## DIRECTION
Keep the images out and copy every entry below exactly.

- - - - -

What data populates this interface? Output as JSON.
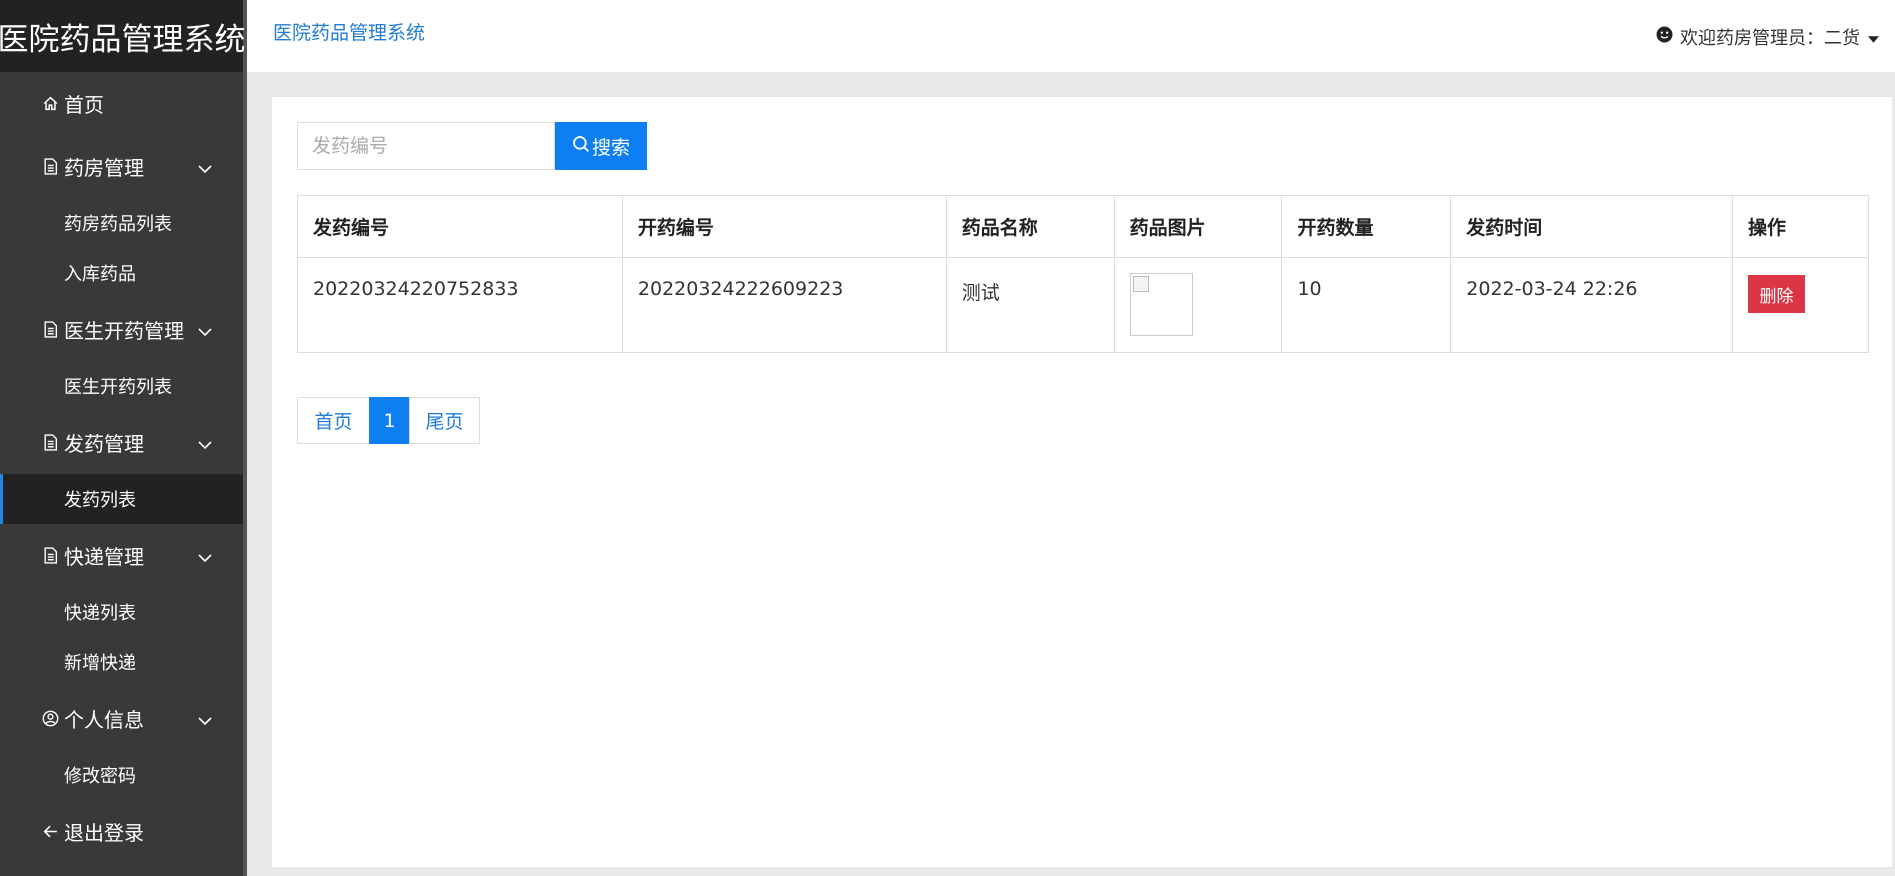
{
  "app": {
    "brand": "医院药品管理系统",
    "header_title": "医院药品管理系统",
    "welcome": "欢迎药房管理员：二货"
  },
  "sidebar": {
    "home": "首页",
    "groups": [
      {
        "label": "药房管理",
        "icon": "document-icon",
        "items": [
          "药房药品列表",
          "入库药品"
        ]
      },
      {
        "label": "医生开药管理",
        "icon": "document-icon",
        "items": [
          "医生开药列表"
        ]
      },
      {
        "label": "发药管理",
        "icon": "document-icon",
        "items": [
          "发药列表"
        ]
      },
      {
        "label": "快递管理",
        "icon": "document-icon",
        "items": [
          "快递列表",
          "新增快递"
        ]
      },
      {
        "label": "个人信息",
        "icon": "user-circle-icon",
        "items": [
          "修改密码"
        ]
      }
    ],
    "active_item": "发药列表",
    "logout": "退出登录"
  },
  "search": {
    "placeholder": "发药编号",
    "value": "",
    "button": "搜索"
  },
  "table": {
    "columns": [
      "发药编号",
      "开药编号",
      "药品名称",
      "药品图片",
      "开药数量",
      "发药时间",
      "操作"
    ],
    "rows": [
      {
        "dispense_no": "20220324220752833",
        "prescription_no": "20220324222609223",
        "drug_name": "测试",
        "quantity": "10",
        "time": "2022-03-24 22:26",
        "action": "删除"
      }
    ]
  },
  "pagination": {
    "first": "首页",
    "current": "1",
    "last": "尾页"
  },
  "colors": {
    "primary": "#0d7ff2",
    "danger": "#dc3545",
    "sidebar": "#393939",
    "brand_bg": "#222222",
    "active_bar": "#1e88e5"
  }
}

- - - - -

## EXERCISE RESPONSE
What data populates this interface? Output as JSON.
{
  "app": {
    "brand": "医院药品管理系统",
    "header_title": "医院药品管理系统",
    "welcome": "欢迎药房管理员：二货"
  },
  "sidebar": {
    "home": "首页",
    "groups": [
      {
        "label": "药房管理",
        "icon": "document-icon",
        "items": [
          "药房药品列表",
          "入库药品"
        ]
      },
      {
        "label": "医生开药管理",
        "icon": "document-icon",
        "items": [
          "医生开药列表"
        ]
      },
      {
        "label": "发药管理",
        "icon": "document-icon",
        "items": [
          "发药列表"
        ]
      },
      {
        "label": "快递管理",
        "icon": "document-icon",
        "items": [
          "快递列表",
          "新增快递"
        ]
      },
      {
        "label": "个人信息",
        "icon": "user-circle-icon",
        "items": [
          "修改密码"
        ]
      }
    ],
    "active_item": "发药列表",
    "logout": "退出登录"
  },
  "search": {
    "placeholder": "发药编号",
    "value": "",
    "button": "搜索"
  },
  "table": {
    "columns": [
      "发药编号",
      "开药编号",
      "药品名称",
      "药品图片",
      "开药数量",
      "发药时间",
      "操作"
    ],
    "rows": [
      {
        "dispense_no": "20220324220752833",
        "prescription_no": "20220324222609223",
        "drug_name": "测试",
        "quantity": "10",
        "time": "2022-03-24 22:26",
        "action": "删除"
      }
    ]
  },
  "pagination": {
    "first": "首页",
    "current": "1",
    "last": "尾页"
  },
  "colors": {
    "primary": "#0d7ff2",
    "danger": "#dc3545",
    "sidebar": "#393939",
    "brand_bg": "#222222",
    "active_bar": "#1e88e5"
  }
}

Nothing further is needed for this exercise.